*GOAL*:
Find how many lines of the listing below include the word "Pitié", then report the number by itself.

*GIVEN DATA*:
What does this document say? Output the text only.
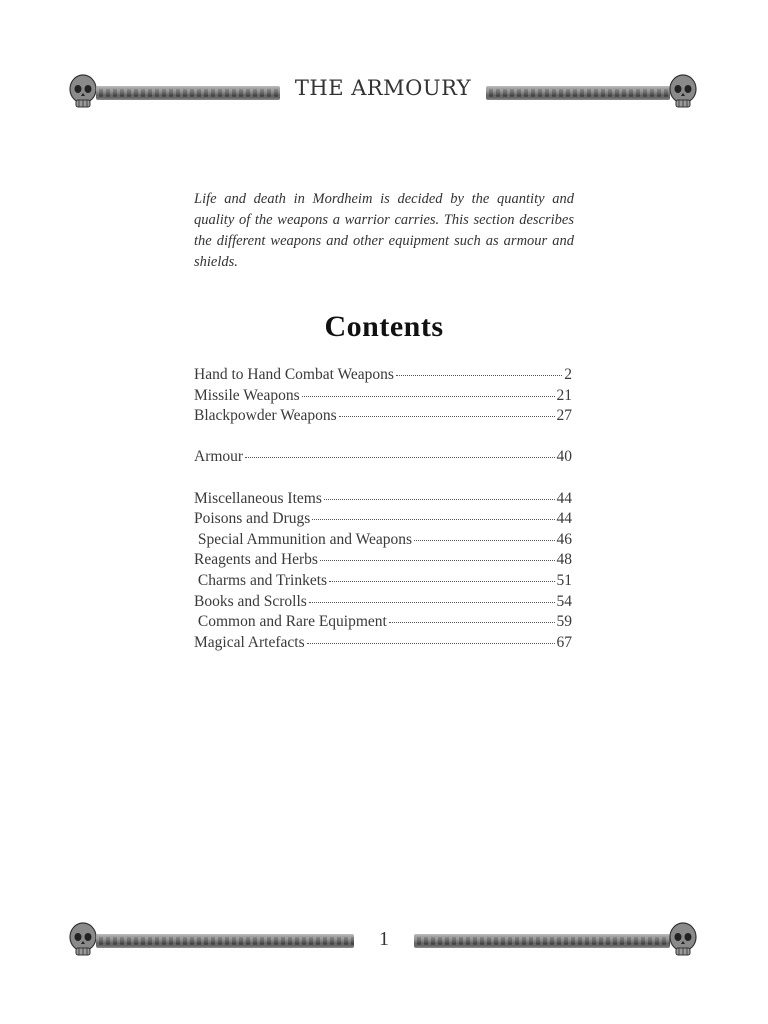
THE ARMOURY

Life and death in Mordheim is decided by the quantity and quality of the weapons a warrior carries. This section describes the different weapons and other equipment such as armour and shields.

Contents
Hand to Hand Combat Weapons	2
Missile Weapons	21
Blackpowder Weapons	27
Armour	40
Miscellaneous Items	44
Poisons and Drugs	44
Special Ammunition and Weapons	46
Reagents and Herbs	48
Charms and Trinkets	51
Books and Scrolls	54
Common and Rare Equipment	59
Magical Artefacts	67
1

...

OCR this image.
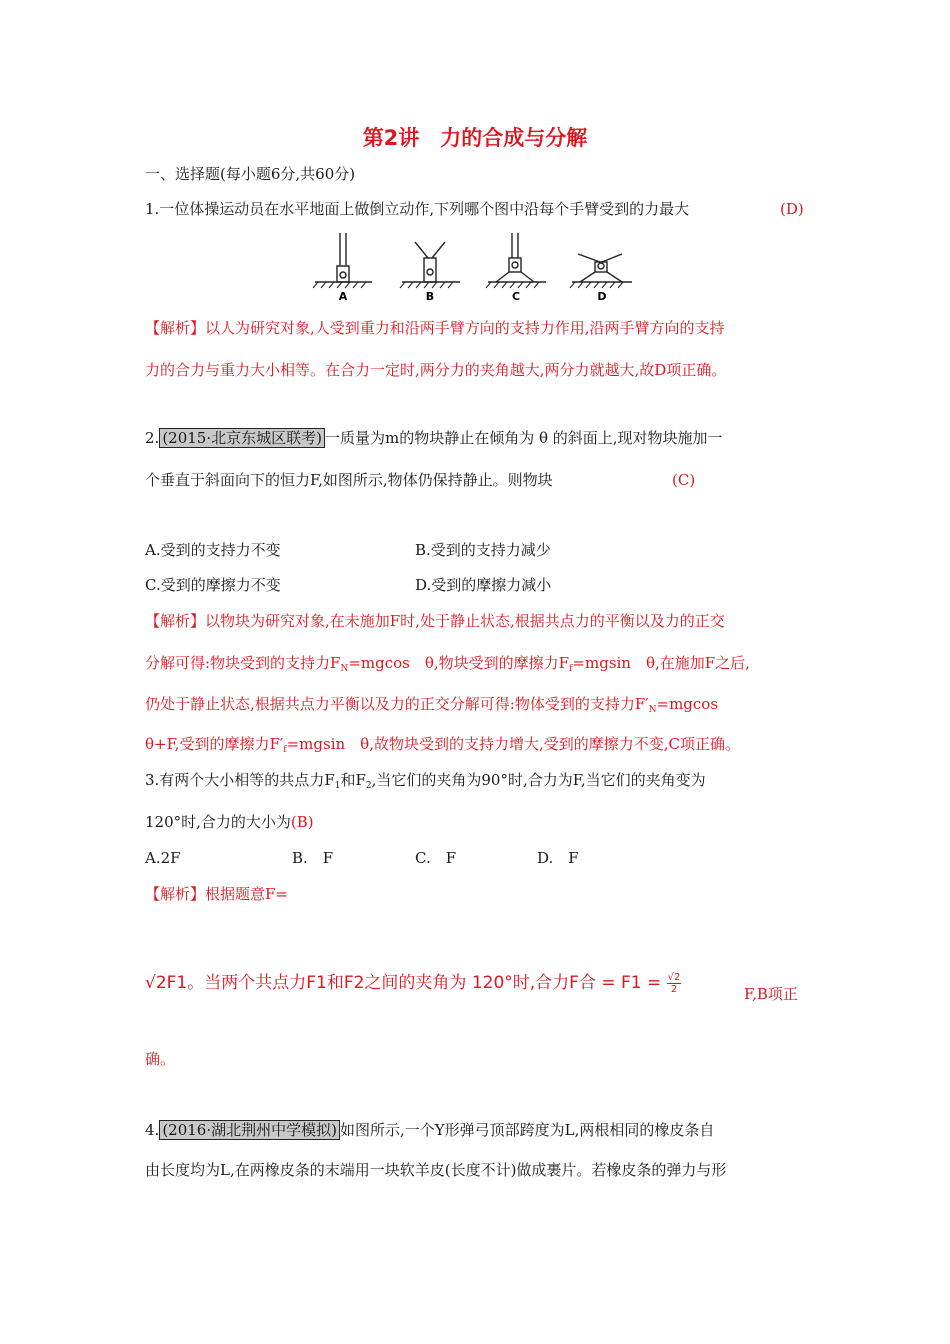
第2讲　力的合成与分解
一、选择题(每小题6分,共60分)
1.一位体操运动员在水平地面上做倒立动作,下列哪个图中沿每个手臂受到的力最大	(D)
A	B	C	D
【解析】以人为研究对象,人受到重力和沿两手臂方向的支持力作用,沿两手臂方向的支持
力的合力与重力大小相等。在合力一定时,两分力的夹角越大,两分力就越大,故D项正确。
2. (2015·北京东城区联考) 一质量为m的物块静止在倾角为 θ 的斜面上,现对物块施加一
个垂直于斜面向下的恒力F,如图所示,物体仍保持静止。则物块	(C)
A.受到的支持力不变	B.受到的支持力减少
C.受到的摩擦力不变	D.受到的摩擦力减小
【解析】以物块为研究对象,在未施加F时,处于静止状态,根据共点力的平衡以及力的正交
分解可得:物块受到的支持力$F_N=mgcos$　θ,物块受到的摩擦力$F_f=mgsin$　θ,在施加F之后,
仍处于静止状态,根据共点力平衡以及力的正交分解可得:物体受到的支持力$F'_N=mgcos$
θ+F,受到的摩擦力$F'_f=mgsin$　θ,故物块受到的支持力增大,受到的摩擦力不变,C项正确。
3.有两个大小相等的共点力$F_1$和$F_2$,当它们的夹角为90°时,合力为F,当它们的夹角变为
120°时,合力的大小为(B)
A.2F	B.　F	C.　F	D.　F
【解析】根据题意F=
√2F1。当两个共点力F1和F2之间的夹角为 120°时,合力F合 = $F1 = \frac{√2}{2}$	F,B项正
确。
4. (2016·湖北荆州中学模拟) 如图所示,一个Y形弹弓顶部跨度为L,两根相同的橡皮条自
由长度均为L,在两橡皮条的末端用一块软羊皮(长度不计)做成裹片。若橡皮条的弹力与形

--

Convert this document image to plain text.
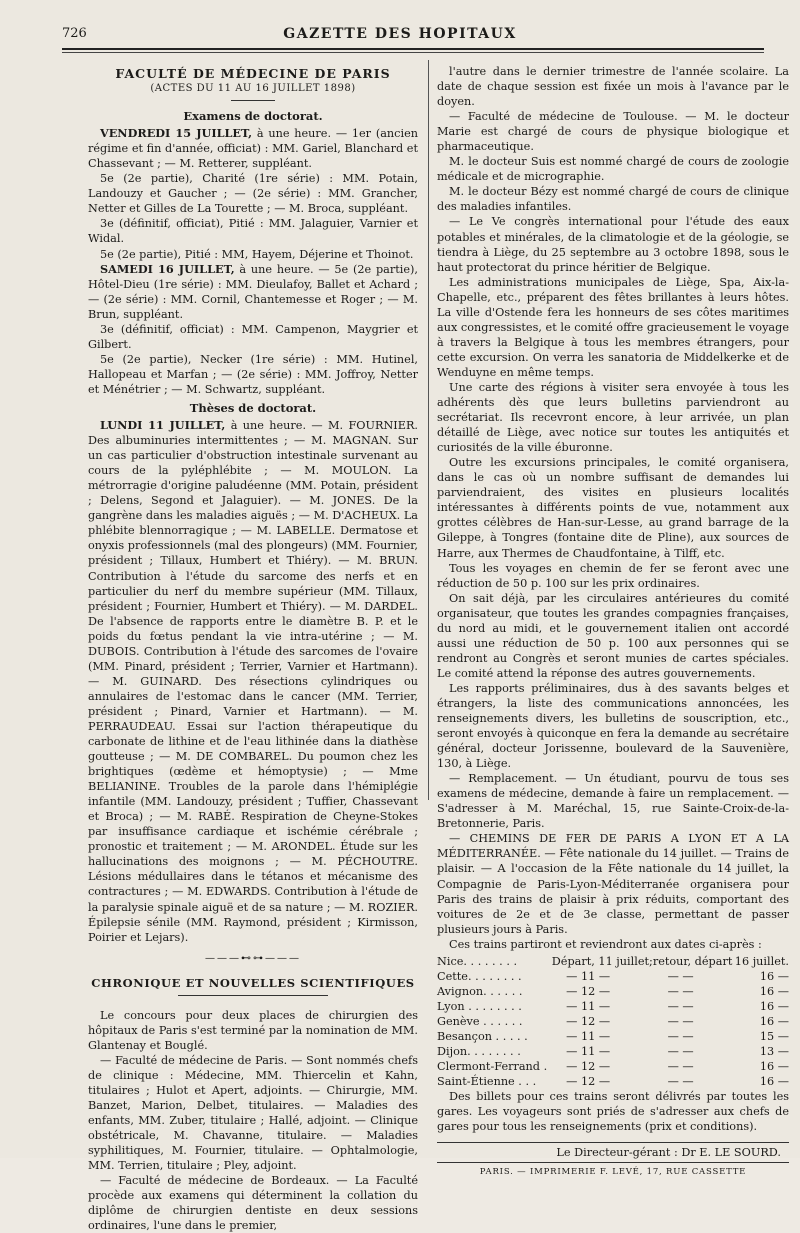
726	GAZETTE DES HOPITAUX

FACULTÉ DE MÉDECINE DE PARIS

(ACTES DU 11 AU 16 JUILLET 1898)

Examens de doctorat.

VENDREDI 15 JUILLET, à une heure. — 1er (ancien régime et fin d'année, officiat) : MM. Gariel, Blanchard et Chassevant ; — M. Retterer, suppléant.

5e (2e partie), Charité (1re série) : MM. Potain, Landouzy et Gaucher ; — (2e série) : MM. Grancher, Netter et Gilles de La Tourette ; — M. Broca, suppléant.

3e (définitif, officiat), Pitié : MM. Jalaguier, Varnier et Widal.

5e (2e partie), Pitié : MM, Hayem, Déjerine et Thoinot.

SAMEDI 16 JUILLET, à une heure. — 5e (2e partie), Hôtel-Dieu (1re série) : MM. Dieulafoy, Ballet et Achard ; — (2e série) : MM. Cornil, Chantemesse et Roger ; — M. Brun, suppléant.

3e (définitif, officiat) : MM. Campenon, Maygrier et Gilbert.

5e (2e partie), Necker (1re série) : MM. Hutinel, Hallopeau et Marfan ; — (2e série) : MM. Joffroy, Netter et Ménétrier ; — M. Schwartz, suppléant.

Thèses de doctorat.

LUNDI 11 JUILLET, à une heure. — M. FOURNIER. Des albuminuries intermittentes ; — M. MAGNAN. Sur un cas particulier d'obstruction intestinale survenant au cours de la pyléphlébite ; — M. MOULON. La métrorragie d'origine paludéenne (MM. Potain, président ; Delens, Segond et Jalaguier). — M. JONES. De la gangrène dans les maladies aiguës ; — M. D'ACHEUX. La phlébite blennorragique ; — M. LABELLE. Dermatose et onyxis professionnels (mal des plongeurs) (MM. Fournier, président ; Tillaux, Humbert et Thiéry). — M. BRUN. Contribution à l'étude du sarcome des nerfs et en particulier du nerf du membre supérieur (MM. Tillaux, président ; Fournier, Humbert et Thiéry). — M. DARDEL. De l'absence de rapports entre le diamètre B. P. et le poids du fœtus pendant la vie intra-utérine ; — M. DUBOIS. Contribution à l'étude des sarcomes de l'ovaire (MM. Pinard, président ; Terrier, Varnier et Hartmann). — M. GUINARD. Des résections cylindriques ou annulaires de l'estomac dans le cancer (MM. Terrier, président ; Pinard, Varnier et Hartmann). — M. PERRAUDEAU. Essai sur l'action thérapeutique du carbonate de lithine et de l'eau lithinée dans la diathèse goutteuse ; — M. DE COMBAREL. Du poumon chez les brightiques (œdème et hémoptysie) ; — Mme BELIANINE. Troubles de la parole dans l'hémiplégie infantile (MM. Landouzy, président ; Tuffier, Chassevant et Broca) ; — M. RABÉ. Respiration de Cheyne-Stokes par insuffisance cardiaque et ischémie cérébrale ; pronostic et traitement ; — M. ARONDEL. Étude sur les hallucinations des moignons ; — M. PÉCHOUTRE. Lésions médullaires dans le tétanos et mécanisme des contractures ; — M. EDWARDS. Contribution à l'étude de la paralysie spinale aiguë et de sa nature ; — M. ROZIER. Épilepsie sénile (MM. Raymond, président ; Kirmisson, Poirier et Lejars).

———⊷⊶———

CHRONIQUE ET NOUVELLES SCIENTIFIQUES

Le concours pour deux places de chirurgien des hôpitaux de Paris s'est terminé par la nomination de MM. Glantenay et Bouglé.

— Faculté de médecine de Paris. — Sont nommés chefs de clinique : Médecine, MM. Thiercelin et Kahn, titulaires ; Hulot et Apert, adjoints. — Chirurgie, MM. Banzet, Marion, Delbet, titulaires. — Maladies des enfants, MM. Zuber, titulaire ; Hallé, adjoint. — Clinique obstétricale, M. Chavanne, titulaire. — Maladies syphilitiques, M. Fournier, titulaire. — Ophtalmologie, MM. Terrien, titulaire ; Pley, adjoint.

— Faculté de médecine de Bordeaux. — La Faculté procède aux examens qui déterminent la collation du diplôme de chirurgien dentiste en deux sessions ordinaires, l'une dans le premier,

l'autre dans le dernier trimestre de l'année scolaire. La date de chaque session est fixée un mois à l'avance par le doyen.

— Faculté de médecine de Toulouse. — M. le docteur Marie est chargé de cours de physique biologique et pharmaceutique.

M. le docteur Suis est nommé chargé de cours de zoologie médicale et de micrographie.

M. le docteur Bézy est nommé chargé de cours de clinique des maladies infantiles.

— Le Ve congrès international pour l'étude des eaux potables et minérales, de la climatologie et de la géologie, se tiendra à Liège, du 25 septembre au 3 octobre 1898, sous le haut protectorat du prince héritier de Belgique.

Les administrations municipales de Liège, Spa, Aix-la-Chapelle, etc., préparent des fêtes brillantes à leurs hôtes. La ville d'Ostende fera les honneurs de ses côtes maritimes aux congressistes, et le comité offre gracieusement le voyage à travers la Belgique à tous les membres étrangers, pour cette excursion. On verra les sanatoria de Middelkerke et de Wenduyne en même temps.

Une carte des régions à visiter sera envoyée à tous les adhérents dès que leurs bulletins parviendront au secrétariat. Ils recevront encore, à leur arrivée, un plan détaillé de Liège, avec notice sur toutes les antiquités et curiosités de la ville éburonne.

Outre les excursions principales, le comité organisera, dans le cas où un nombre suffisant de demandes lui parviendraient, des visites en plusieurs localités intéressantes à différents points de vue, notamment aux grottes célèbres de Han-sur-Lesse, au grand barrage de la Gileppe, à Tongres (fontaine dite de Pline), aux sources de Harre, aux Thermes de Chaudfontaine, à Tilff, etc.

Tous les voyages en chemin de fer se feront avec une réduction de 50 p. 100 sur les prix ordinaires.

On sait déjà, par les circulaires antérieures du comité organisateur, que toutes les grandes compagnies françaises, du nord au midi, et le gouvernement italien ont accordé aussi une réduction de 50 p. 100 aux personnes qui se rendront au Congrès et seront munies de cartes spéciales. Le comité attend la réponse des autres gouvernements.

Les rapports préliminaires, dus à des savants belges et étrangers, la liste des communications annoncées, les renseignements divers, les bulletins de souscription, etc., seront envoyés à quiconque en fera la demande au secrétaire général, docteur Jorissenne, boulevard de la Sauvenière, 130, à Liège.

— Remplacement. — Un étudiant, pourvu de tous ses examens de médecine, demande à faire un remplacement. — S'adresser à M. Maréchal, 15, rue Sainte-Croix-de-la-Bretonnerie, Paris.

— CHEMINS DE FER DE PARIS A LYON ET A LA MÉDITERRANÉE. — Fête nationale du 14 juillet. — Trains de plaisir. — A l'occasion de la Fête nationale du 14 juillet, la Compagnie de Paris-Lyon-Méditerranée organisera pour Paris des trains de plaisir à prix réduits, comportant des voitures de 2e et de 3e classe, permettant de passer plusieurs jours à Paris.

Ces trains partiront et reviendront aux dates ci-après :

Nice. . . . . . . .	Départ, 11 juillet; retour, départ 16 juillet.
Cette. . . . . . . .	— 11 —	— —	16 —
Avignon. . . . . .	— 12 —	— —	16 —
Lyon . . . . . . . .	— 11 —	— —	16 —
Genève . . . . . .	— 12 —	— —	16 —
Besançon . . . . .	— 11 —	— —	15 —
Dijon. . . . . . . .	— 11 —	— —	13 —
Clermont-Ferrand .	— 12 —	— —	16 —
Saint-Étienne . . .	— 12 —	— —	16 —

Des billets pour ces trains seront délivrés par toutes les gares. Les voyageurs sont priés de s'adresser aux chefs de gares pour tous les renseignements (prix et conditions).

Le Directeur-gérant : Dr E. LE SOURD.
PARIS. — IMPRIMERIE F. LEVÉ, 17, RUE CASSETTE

*REPLY*:
2